Entries from a data collection
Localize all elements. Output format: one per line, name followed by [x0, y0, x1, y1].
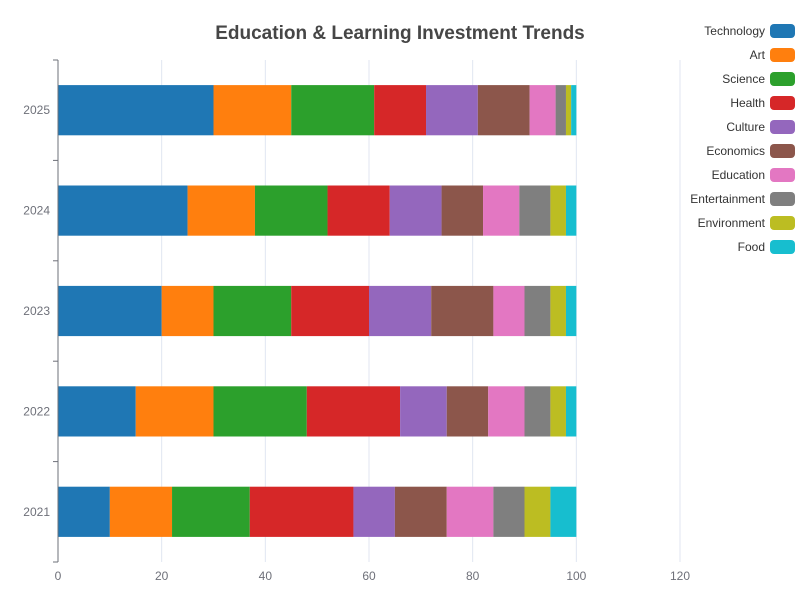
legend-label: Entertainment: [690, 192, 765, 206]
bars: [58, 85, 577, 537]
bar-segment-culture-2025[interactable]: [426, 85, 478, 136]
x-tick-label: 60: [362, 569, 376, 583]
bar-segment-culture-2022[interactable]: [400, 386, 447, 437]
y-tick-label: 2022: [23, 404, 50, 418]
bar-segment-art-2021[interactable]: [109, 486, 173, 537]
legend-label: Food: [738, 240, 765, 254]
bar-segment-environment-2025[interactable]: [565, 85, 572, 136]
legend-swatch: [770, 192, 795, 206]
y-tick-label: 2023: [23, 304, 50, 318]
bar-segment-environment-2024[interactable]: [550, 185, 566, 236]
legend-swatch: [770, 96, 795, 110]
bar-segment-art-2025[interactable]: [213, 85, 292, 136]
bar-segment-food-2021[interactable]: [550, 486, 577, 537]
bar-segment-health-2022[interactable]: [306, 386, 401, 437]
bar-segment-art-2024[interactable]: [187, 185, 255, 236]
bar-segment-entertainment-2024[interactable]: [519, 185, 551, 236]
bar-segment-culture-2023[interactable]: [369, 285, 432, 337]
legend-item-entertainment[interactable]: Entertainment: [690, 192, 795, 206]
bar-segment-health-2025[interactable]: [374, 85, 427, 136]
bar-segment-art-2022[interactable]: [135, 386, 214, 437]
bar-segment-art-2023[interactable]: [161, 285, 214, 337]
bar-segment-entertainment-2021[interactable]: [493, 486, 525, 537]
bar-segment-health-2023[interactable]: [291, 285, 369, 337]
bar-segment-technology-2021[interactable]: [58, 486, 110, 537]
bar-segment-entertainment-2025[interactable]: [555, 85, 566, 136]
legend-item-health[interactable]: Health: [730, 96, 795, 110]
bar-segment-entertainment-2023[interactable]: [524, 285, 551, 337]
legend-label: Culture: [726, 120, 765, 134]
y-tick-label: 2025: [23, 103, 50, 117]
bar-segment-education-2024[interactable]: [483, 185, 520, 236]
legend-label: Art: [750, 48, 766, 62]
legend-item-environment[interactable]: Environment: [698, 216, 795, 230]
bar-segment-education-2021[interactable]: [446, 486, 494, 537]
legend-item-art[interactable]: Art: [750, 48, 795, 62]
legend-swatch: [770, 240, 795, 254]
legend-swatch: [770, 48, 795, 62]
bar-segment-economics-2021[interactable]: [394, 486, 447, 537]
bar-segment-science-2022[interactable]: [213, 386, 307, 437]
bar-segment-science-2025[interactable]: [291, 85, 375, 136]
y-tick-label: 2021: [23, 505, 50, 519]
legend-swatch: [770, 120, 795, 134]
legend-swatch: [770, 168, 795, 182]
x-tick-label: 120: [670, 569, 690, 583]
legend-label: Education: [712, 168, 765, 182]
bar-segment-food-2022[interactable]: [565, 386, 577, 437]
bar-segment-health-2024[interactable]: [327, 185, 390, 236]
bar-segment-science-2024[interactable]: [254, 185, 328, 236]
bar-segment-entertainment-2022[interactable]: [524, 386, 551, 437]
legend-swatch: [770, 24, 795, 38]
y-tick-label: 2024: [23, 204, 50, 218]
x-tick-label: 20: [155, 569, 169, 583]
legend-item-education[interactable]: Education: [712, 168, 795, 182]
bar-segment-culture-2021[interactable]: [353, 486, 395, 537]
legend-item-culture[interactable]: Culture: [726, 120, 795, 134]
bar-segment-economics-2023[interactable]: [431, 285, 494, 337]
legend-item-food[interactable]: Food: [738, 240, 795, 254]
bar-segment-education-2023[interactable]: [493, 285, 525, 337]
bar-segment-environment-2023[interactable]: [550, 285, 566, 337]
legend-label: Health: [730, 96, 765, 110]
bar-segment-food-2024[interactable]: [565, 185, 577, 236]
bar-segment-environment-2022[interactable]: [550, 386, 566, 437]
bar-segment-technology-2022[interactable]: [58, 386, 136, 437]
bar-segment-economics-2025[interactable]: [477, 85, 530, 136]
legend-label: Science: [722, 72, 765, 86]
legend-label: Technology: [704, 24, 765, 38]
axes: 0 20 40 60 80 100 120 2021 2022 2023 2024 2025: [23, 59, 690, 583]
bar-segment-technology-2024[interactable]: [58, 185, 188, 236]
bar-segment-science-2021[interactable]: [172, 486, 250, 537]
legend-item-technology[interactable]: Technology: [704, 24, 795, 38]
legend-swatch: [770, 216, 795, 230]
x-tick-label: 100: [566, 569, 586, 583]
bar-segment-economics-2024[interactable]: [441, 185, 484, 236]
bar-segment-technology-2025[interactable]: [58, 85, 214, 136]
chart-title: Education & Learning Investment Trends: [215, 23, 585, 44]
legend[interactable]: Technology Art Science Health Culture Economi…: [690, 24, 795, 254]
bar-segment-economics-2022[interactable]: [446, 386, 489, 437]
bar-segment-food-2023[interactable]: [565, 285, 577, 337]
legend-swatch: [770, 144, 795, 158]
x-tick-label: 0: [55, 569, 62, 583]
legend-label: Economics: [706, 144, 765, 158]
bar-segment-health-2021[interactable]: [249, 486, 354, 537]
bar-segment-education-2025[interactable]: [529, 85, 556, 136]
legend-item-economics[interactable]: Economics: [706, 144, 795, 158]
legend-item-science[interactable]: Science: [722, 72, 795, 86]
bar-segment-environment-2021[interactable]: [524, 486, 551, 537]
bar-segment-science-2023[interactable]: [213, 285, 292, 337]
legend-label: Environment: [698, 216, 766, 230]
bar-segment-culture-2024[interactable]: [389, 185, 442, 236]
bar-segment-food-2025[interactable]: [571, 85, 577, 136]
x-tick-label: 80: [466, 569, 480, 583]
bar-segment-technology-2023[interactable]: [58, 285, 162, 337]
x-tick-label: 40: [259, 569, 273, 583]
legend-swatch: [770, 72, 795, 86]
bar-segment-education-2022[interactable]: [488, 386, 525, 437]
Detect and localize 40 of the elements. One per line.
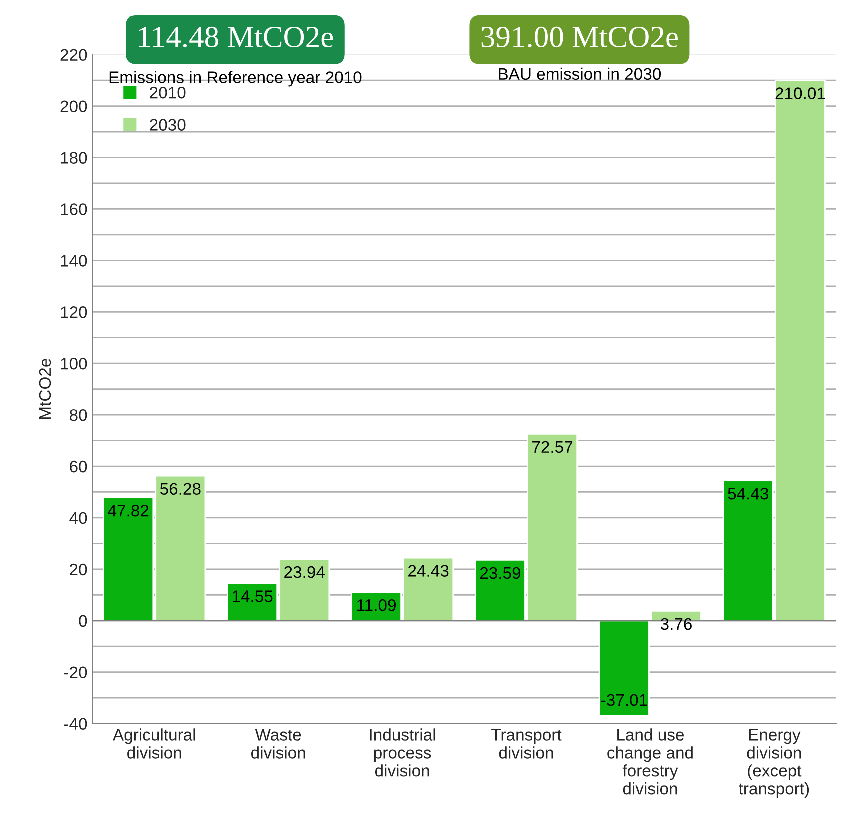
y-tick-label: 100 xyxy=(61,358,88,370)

Exercise requirements
Please reproduce all of the entries above word for word, leaving out the pictures.

Exercise response
Localize all elements. Output format: one per line, name followed by [x0, y0, x1, y1].
legend-label: Entertainment: [690, 192, 765, 206]
bars: [58, 85, 577, 537]
bar-segment-culture-2025[interactable]: [426, 85, 478, 136]
x-tick-label: 60: [362, 569, 376, 583]
bar-segment-culture-2022[interactable]: [400, 386, 447, 437]
y-tick-label: 2022: [23, 404, 50, 418]
bar-segment-art-2021[interactable]: [109, 486, 173, 537]
legend-label: Food: [738, 240, 765, 254]
bar-segment-environment-2025[interactable]: [565, 85, 572, 136]
legend-swatch: [770, 192, 795, 206]
y-tick-label: 2023: [23, 304, 50, 318]
bar-segment-environment-2024[interactable]: [550, 185, 566, 236]
legend-swatch: [770, 96, 795, 110]
bar-segment-art-2025[interactable]: [213, 85, 292, 136]
bar-segment-food-2021[interactable]: [550, 486, 577, 537]
bar-segment-health-2022[interactable]: [306, 386, 401, 437]
bar-segment-art-2024[interactable]: [187, 185, 255, 236]
bar-segment-entertainment-2024[interactable]: [519, 185, 551, 236]
bar-segment-culture-2023[interactable]: [369, 285, 432, 337]
legend-item-entertainment[interactable]: Entertainment: [690, 192, 795, 206]
bar-segment-health-2025[interactable]: [374, 85, 427, 136]
bar-segment-art-2022[interactable]: [135, 386, 214, 437]
bar-segment-art-2023[interactable]: [161, 285, 214, 337]
bar-segment-entertainment-2021[interactable]: [493, 486, 525, 537]
bar-segment-health-2023[interactable]: [291, 285, 369, 337]
bar-segment-technology-2021[interactable]: [58, 486, 110, 537]
bar-segment-entertainment-2025[interactable]: [555, 85, 566, 136]
legend-item-health[interactable]: Health: [730, 96, 795, 110]
bar-segment-entertainment-2023[interactable]: [524, 285, 551, 337]
legend-label: Culture: [726, 120, 765, 134]
y-tick-label: 2025: [23, 103, 50, 117]
bar-segment-education-2024[interactable]: [483, 185, 520, 236]
legend-label: Art: [750, 48, 766, 62]
legend-item-environment[interactable]: Environment: [698, 216, 795, 230]
bar-segment-education-2021[interactable]: [446, 486, 494, 537]
legend-item-art[interactable]: Art: [750, 48, 795, 62]
legend-swatch: [770, 240, 795, 254]
legend-swatch: [770, 48, 795, 62]
bar-segment-economics-2021[interactable]: [394, 486, 447, 537]
bar-segment-science-2022[interactable]: [213, 386, 307, 437]
bar-segment-science-2025[interactable]: [291, 85, 375, 136]
y-tick-label: 2021: [23, 505, 50, 519]
legend-swatch: [770, 120, 795, 134]
legend-swatch: [770, 168, 795, 182]
x-tick-label: 120: [670, 569, 690, 583]
legend-label: Education: [712, 168, 765, 182]
bar-segment-food-2022[interactable]: [565, 386, 577, 437]
bar-segment-health-2024[interactable]: [327, 185, 390, 236]
bar-segment-science-2024[interactable]: [254, 185, 328, 236]
bar-segment-entertainment-2022[interactable]: [524, 386, 551, 437]
legend-swatch: [770, 24, 795, 38]
y-tick-label: 2024: [23, 204, 50, 218]
x-tick-label: 20: [155, 569, 169, 583]
legend-item-education[interactable]: Education: [712, 168, 795, 182]
bar-segment-culture-2021[interactable]: [353, 486, 395, 537]
legend-item-culture[interactable]: Culture: [726, 120, 795, 134]
bar-segment-economics-2023[interactable]: [431, 285, 494, 337]
legend-item-food[interactable]: Food: [738, 240, 795, 254]
bar-segment-education-2023[interactable]: [493, 285, 525, 337]
bar-segment-environment-2023[interactable]: [550, 285, 566, 337]
legend-label: Health: [730, 96, 765, 110]
bar-segment-food-2024[interactable]: [565, 185, 577, 236]
bar-segment-environment-2022[interactable]: [550, 386, 566, 437]
bar-segment-technology-2022[interactable]: [58, 386, 136, 437]
bar-segment-economics-2025[interactable]: [477, 85, 530, 136]
legend-label: Science: [722, 72, 765, 86]
legend-label: Technology: [704, 24, 765, 38]
axes: 0 20 40 60 80 100 120 2021 2022 2023 2024 2025: [23, 59, 690, 583]
bar-segment-technology-2024[interactable]: [58, 185, 188, 236]
bar-segment-science-2021[interactable]: [172, 486, 250, 537]
legend-item-technology[interactable]: Technology: [704, 24, 795, 38]
legend-swatch: [770, 216, 795, 230]
x-tick-label: 100: [566, 569, 586, 583]
bar-segment-economics-2024[interactable]: [441, 185, 484, 236]
bar-segment-technology-2025[interactable]: [58, 85, 214, 136]
chart-title: Education & Learning Investment Trends: [215, 23, 585, 44]
legend[interactable]: Technology Art Science Health Culture Economi…: [690, 24, 795, 254]
bar-segment-economics-2022[interactable]: [446, 386, 489, 437]
bar-segment-food-2023[interactable]: [565, 285, 577, 337]
legend-swatch: [770, 144, 795, 158]
x-tick-label: 0: [55, 569, 62, 583]
legend-label: Economics: [706, 144, 765, 158]
bar-segment-health-2021[interactable]: [249, 486, 354, 537]
bar-segment-education-2025[interactable]: [529, 85, 556, 136]
legend-item-economics[interactable]: Economics: [706, 144, 795, 158]
legend-item-science[interactable]: Science: [722, 72, 795, 86]
bar-segment-environment-2021[interactable]: [524, 486, 551, 537]
bar-segment-science-2023[interactable]: [213, 285, 292, 337]
legend-label: Environment: [698, 216, 766, 230]
bar-segment-culture-2024[interactable]: [389, 185, 442, 236]
bar-segment-food-2025[interactable]: [571, 85, 577, 136]
x-tick-label: 80: [466, 569, 480, 583]
bar-segment-technology-2023[interactable]: [58, 285, 162, 337]
x-tick-label: 40: [259, 569, 273, 583]
legend-swatch: [770, 72, 795, 86]
bar-segment-education-2022[interactable]: [488, 386, 525, 437]
Detect and localize 40 of the elements. One per line.
y-tick-label: 100 xyxy=(61,358,88,370)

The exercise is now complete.